RECORD LIST.
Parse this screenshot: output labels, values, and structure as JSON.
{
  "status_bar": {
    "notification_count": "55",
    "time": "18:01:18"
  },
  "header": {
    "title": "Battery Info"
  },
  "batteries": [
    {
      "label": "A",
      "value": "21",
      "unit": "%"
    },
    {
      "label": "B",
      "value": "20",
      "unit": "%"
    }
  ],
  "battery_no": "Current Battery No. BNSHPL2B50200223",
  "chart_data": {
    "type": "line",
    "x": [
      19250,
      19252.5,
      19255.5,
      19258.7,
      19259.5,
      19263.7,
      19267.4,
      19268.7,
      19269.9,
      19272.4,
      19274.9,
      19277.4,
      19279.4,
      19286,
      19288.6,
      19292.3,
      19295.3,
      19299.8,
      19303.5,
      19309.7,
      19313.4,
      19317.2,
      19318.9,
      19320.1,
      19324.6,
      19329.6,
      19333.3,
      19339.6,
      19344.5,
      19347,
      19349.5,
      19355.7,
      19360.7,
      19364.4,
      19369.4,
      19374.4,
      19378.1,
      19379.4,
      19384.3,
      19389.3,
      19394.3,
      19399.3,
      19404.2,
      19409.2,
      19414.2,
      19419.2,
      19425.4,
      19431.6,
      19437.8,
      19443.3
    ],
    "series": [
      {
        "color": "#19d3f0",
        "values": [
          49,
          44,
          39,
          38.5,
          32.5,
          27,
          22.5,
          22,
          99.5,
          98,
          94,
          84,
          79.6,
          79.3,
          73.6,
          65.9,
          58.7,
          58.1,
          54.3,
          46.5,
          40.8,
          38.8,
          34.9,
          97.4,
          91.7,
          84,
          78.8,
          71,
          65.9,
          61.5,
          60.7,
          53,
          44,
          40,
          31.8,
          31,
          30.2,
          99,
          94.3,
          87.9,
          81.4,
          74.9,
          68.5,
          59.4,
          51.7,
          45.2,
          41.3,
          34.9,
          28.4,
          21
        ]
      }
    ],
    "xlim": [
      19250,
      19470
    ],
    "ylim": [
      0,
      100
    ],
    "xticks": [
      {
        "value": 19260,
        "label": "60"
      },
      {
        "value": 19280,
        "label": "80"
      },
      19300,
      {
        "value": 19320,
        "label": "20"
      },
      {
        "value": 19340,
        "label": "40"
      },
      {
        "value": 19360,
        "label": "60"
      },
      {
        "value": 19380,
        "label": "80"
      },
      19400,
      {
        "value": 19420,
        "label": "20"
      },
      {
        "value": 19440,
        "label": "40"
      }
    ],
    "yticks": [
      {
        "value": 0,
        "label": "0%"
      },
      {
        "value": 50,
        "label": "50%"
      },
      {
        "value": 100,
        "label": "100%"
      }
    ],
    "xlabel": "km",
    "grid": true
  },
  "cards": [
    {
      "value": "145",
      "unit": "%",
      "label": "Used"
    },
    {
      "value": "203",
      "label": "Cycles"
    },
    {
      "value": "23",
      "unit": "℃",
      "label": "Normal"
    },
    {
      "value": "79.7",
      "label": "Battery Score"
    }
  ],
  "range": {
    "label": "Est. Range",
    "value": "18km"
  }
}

WRITTEN REQUEST. In the material above, find each line that contains the word "values", and select it.

RESPONSE TO THIS EXERCISE.
Parse this screenshot: output labels, values, and structure as JSON.
        "values": [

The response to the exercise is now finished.